With the pictures omitted, write out the entries that follow exactly as they stand.
** Start **
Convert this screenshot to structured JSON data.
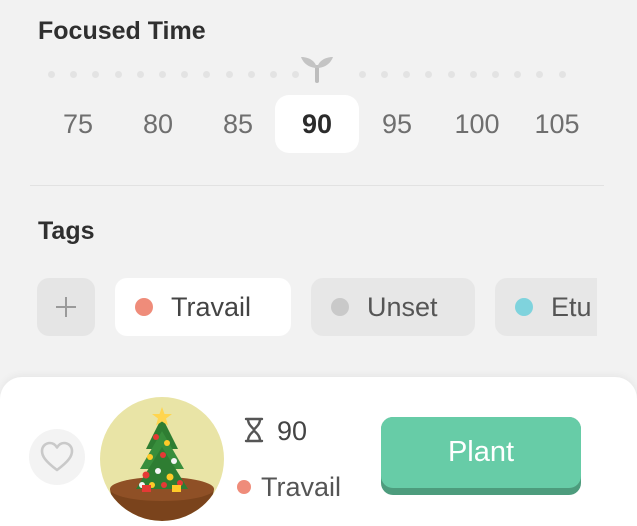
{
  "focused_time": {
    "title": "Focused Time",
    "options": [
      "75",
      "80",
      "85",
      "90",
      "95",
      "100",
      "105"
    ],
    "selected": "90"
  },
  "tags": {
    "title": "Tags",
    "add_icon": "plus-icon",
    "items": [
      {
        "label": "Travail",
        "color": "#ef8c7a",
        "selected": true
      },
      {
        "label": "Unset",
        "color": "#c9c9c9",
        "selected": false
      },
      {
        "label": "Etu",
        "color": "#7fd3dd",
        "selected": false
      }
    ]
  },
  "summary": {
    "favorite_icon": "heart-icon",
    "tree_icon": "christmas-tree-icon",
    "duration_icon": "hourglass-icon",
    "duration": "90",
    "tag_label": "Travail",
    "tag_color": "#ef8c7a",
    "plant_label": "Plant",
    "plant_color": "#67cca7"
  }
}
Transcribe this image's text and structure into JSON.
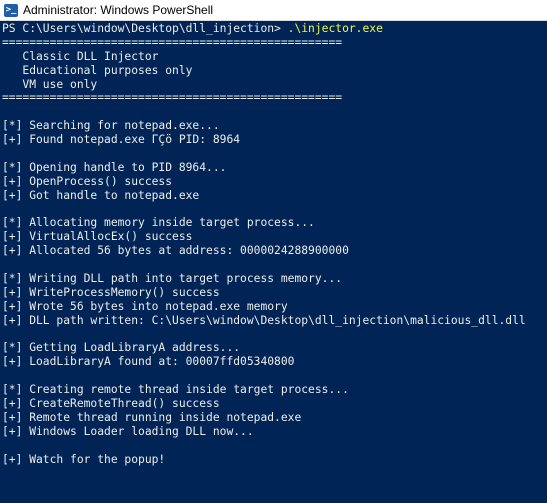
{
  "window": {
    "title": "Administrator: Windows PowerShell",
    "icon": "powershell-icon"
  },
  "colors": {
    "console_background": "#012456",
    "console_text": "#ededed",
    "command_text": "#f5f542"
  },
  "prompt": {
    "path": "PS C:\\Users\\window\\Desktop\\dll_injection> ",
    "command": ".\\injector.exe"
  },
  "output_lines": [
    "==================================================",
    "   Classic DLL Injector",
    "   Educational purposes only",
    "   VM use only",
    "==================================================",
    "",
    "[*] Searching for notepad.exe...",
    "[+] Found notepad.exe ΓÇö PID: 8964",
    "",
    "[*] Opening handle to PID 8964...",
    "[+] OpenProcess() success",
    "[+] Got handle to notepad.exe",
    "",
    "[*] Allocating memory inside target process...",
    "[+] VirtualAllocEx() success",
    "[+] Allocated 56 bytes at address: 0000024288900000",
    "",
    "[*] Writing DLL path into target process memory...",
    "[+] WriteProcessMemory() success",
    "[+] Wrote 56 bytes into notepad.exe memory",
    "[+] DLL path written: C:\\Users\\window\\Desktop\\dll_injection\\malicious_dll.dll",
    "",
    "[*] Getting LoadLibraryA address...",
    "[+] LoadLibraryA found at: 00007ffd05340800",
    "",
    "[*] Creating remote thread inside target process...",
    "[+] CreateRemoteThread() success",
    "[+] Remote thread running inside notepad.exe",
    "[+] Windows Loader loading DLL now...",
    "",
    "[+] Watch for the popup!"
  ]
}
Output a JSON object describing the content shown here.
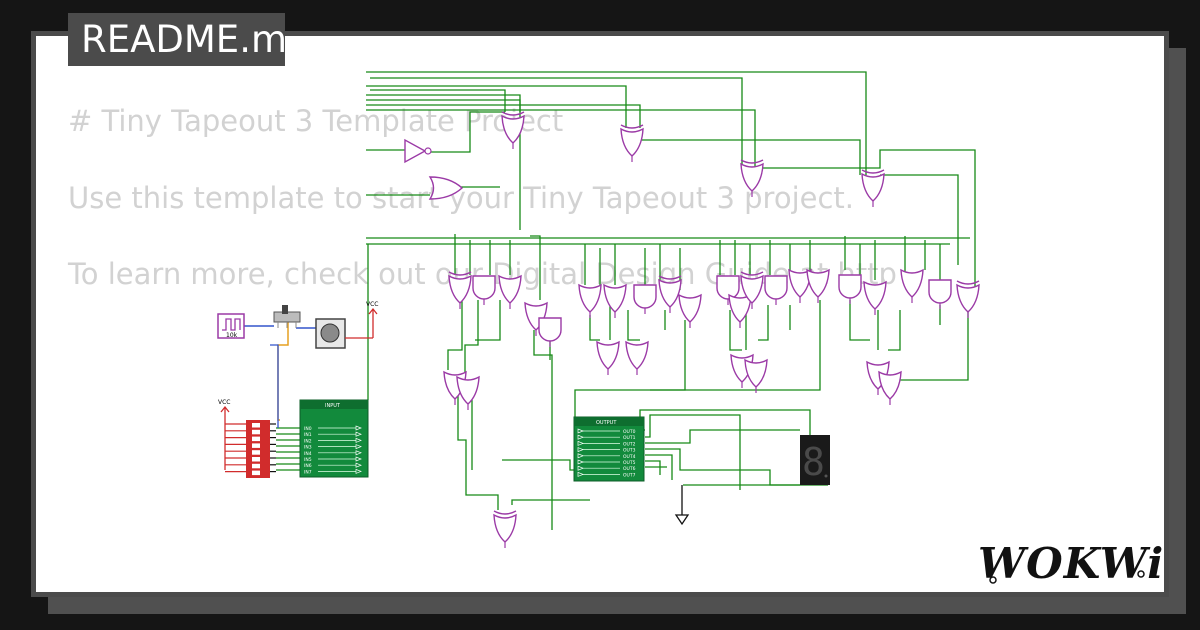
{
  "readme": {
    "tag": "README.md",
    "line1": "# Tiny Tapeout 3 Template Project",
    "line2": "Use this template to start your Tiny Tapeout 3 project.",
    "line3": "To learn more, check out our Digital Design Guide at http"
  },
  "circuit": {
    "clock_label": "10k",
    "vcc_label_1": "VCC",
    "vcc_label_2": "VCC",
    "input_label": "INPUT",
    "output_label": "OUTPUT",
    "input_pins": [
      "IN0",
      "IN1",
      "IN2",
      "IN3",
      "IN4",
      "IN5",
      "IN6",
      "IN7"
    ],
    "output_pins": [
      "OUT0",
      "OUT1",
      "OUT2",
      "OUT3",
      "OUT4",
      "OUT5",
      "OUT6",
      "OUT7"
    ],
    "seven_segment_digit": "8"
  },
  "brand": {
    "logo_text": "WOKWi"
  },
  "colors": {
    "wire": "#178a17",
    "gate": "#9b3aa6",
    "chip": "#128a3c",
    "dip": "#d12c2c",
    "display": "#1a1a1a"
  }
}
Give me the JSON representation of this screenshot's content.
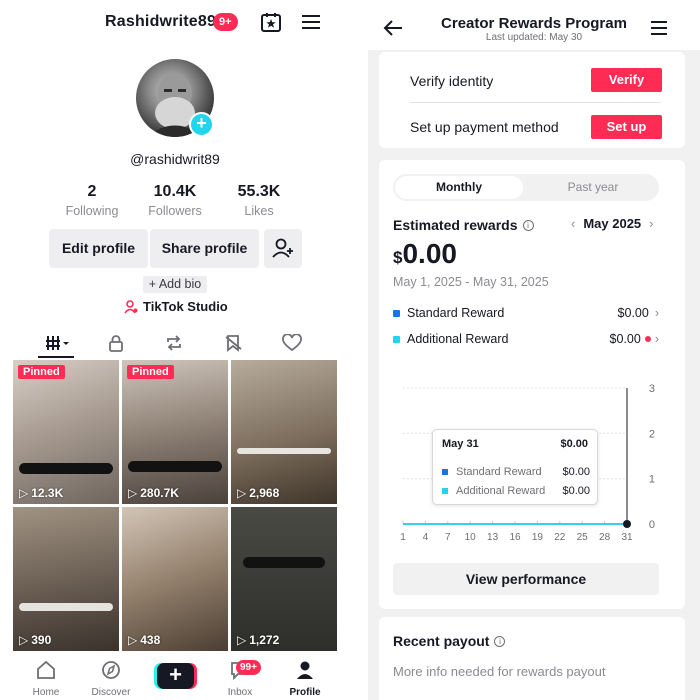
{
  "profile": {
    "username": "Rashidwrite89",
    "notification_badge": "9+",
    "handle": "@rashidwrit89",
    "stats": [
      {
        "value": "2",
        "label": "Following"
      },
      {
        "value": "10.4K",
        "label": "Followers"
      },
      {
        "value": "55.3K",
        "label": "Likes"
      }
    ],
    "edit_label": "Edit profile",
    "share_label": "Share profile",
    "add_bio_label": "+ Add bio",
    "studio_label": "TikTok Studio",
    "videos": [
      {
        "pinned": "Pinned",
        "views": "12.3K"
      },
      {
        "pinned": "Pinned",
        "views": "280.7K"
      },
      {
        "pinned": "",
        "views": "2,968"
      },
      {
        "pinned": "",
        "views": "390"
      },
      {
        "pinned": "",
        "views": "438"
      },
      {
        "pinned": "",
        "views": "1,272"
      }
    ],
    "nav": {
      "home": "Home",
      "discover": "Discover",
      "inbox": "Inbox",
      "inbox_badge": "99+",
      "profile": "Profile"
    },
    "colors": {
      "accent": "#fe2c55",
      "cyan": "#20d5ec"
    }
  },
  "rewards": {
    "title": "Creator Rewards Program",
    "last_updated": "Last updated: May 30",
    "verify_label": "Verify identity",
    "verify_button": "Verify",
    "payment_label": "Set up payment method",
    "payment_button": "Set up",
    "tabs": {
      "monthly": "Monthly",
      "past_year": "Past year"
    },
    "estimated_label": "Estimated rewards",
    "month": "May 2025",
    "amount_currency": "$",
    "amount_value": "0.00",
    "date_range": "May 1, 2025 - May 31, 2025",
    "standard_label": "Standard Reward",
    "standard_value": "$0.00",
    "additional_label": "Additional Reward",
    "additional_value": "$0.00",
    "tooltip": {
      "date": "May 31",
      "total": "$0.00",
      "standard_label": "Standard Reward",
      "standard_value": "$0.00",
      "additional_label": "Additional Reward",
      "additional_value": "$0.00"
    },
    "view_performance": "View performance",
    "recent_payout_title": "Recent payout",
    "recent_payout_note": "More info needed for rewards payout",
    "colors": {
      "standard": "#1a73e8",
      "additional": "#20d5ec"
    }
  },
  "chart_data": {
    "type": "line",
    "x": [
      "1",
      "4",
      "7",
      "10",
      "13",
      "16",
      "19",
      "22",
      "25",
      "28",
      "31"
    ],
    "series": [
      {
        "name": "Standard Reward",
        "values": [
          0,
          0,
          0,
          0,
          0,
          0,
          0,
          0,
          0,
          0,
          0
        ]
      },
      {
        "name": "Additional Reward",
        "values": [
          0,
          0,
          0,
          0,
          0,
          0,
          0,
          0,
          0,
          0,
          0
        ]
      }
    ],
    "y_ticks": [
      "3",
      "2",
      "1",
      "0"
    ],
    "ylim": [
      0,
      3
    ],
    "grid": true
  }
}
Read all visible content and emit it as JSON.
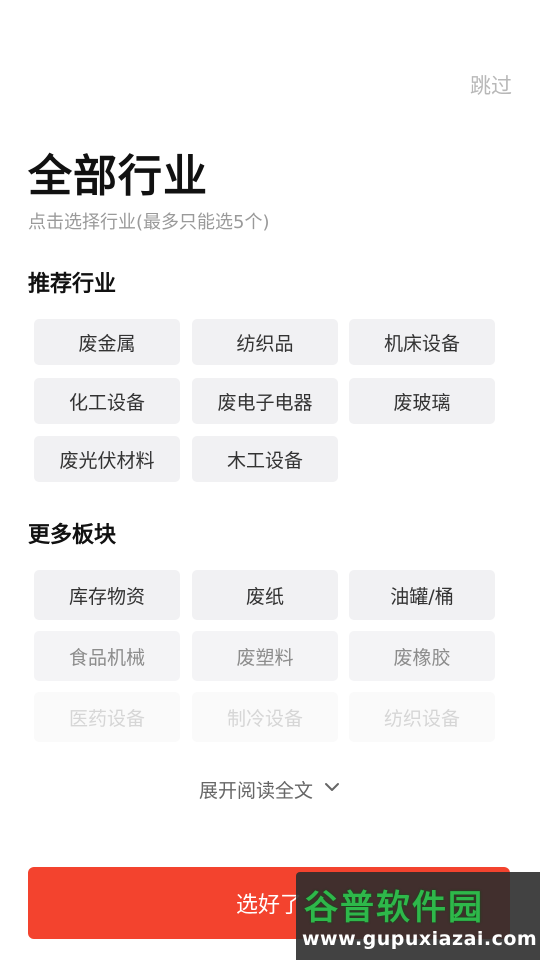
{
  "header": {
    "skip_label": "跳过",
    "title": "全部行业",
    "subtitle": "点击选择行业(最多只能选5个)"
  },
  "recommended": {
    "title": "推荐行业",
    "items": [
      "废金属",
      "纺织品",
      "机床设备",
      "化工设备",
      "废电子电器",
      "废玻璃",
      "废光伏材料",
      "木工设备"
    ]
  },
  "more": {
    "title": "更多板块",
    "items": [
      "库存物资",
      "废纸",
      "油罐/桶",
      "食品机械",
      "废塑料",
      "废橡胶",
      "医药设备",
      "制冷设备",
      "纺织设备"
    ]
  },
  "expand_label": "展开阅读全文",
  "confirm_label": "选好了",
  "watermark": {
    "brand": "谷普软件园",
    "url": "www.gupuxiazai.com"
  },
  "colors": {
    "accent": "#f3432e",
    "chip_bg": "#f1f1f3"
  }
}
** End **
• **Solution**
Convert this screenshot to structured JSON data.
{
  "focused_time": {
    "title": "Focused Time",
    "options": [
      "75",
      "80",
      "85",
      "90",
      "95",
      "100",
      "105"
    ],
    "selected": "90"
  },
  "tags": {
    "title": "Tags",
    "add_icon": "plus-icon",
    "items": [
      {
        "label": "Travail",
        "color": "#ef8c7a",
        "selected": true
      },
      {
        "label": "Unset",
        "color": "#c9c9c9",
        "selected": false
      },
      {
        "label": "Etu",
        "color": "#7fd3dd",
        "selected": false
      }
    ]
  },
  "summary": {
    "favorite_icon": "heart-icon",
    "tree_icon": "christmas-tree-icon",
    "duration_icon": "hourglass-icon",
    "duration": "90",
    "tag_label": "Travail",
    "tag_color": "#ef8c7a",
    "plant_label": "Plant",
    "plant_color": "#67cca7"
  }
}
Transcribe this image's text and structure into JSON.
{
  "window": {
    "title": "Administrator: Windows PowerShell",
    "icon": "powershell-icon"
  },
  "colors": {
    "console_background": "#012456",
    "console_text": "#ededed",
    "command_text": "#f5f542"
  },
  "prompt": {
    "path": "PS C:\\Users\\window\\Desktop\\dll_injection> ",
    "command": ".\\injector.exe"
  },
  "output_lines": [
    "==================================================",
    "   Classic DLL Injector",
    "   Educational purposes only",
    "   VM use only",
    "==================================================",
    "",
    "[*] Searching for notepad.exe...",
    "[+] Found notepad.exe ΓÇö PID: 8964",
    "",
    "[*] Opening handle to PID 8964...",
    "[+] OpenProcess() success",
    "[+] Got handle to notepad.exe",
    "",
    "[*] Allocating memory inside target process...",
    "[+] VirtualAllocEx() success",
    "[+] Allocated 56 bytes at address: 0000024288900000",
    "",
    "[*] Writing DLL path into target process memory...",
    "[+] WriteProcessMemory() success",
    "[+] Wrote 56 bytes into notepad.exe memory",
    "[+] DLL path written: C:\\Users\\window\\Desktop\\dll_injection\\malicious_dll.dll",
    "",
    "[*] Getting LoadLibraryA address...",
    "[+] LoadLibraryA found at: 00007ffd05340800",
    "",
    "[*] Creating remote thread inside target process...",
    "[+] CreateRemoteThread() success",
    "[+] Remote thread running inside notepad.exe",
    "[+] Windows Loader loading DLL now...",
    "",
    "[+] Watch for the popup!"
  ]
}
Output a JSON object describing the content shown here.
{
  "readme": {
    "tag": "README.md",
    "line1": "# Tiny Tapeout 3 Template Project",
    "line2": "Use this template to start your Tiny Tapeout 3 project.",
    "line3": "To learn more, check out our Digital Design Guide at http"
  },
  "circuit": {
    "clock_label": "10k",
    "vcc_label_1": "VCC",
    "vcc_label_2": "VCC",
    "input_label": "INPUT",
    "output_label": "OUTPUT",
    "input_pins": [
      "IN0",
      "IN1",
      "IN2",
      "IN3",
      "IN4",
      "IN5",
      "IN6",
      "IN7"
    ],
    "output_pins": [
      "OUT0",
      "OUT1",
      "OUT2",
      "OUT3",
      "OUT4",
      "OUT5",
      "OUT6",
      "OUT7"
    ],
    "seven_segment_digit": "8"
  },
  "brand": {
    "logo_text": "WOKWi"
  },
  "colors": {
    "wire": "#178a17",
    "gate": "#9b3aa6",
    "chip": "#128a3c",
    "dip": "#d12c2c",
    "display": "#1a1a1a"
  }
}
Give me the JSON representation of this screenshot's content.
{
  "profile": {
    "username": "Rashidwrite89",
    "notification_badge": "9+",
    "handle": "@rashidwrit89",
    "stats": [
      {
        "value": "2",
        "label": "Following"
      },
      {
        "value": "10.4K",
        "label": "Followers"
      },
      {
        "value": "55.3K",
        "label": "Likes"
      }
    ],
    "edit_label": "Edit profile",
    "share_label": "Share profile",
    "add_bio_label": "+ Add bio",
    "studio_label": "TikTok Studio",
    "videos": [
      {
        "pinned": "Pinned",
        "views": "12.3K"
      },
      {
        "pinned": "Pinned",
        "views": "280.7K"
      },
      {
        "pinned": "",
        "views": "2,968"
      },
      {
        "pinned": "",
        "views": "390"
      },
      {
        "pinned": "",
        "views": "438"
      },
      {
        "pinned": "",
        "views": "1,272"
      }
    ],
    "nav": {
      "home": "Home",
      "discover": "Discover",
      "inbox": "Inbox",
      "inbox_badge": "99+",
      "profile": "Profile"
    },
    "colors": {
      "accent": "#fe2c55",
      "cyan": "#20d5ec"
    }
  },
  "rewards": {
    "title": "Creator Rewards Program",
    "last_updated": "Last updated: May 30",
    "verify_label": "Verify identity",
    "verify_button": "Verify",
    "payment_label": "Set up payment method",
    "payment_button": "Set up",
    "tabs": {
      "monthly": "Monthly",
      "past_year": "Past year"
    },
    "estimated_label": "Estimated rewards",
    "month": "May 2025",
    "amount_currency": "$",
    "amount_value": "0.00",
    "date_range": "May 1, 2025 - May 31, 2025",
    "standard_label": "Standard Reward",
    "standard_value": "$0.00",
    "additional_label": "Additional Reward",
    "additional_value": "$0.00",
    "tooltip": {
      "date": "May 31",
      "total": "$0.00",
      "standard_label": "Standard Reward",
      "standard_value": "$0.00",
      "additional_label": "Additional Reward",
      "additional_value": "$0.00"
    },
    "view_performance": "View performance",
    "recent_payout_title": "Recent payout",
    "recent_payout_note": "More info needed for rewards payout",
    "colors": {
      "standard": "#1a73e8",
      "additional": "#20d5ec"
    }
  },
  "chart_data": {
    "type": "line",
    "x": [
      "1",
      "4",
      "7",
      "10",
      "13",
      "16",
      "19",
      "22",
      "25",
      "28",
      "31"
    ],
    "series": [
      {
        "name": "Standard Reward",
        "values": [
          0,
          0,
          0,
          0,
          0,
          0,
          0,
          0,
          0,
          0,
          0
        ]
      },
      {
        "name": "Additional Reward",
        "values": [
          0,
          0,
          0,
          0,
          0,
          0,
          0,
          0,
          0,
          0,
          0
        ]
      }
    ],
    "y_ticks": [
      "3",
      "2",
      "1",
      "0"
    ],
    "ylim": [
      0,
      3
    ],
    "grid": true
  }
}
Read all visible content and emit it as JSON.
{
  "header": {
    "skip_label": "跳过",
    "title": "全部行业",
    "subtitle": "点击选择行业(最多只能选5个)"
  },
  "recommended": {
    "title": "推荐行业",
    "items": [
      "废金属",
      "纺织品",
      "机床设备",
      "化工设备",
      "废电子电器",
      "废玻璃",
      "废光伏材料",
      "木工设备"
    ]
  },
  "more": {
    "title": "更多板块",
    "items": [
      "库存物资",
      "废纸",
      "油罐/桶",
      "食品机械",
      "废塑料",
      "废橡胶",
      "医药设备",
      "制冷设备",
      "纺织设备"
    ]
  },
  "expand_label": "展开阅读全文",
  "confirm_label": "选好了",
  "watermark": {
    "brand": "谷普软件园",
    "url": "www.gupuxiazai.com"
  },
  "colors": {
    "accent": "#f3432e",
    "chip_bg": "#f1f1f3"
  }
}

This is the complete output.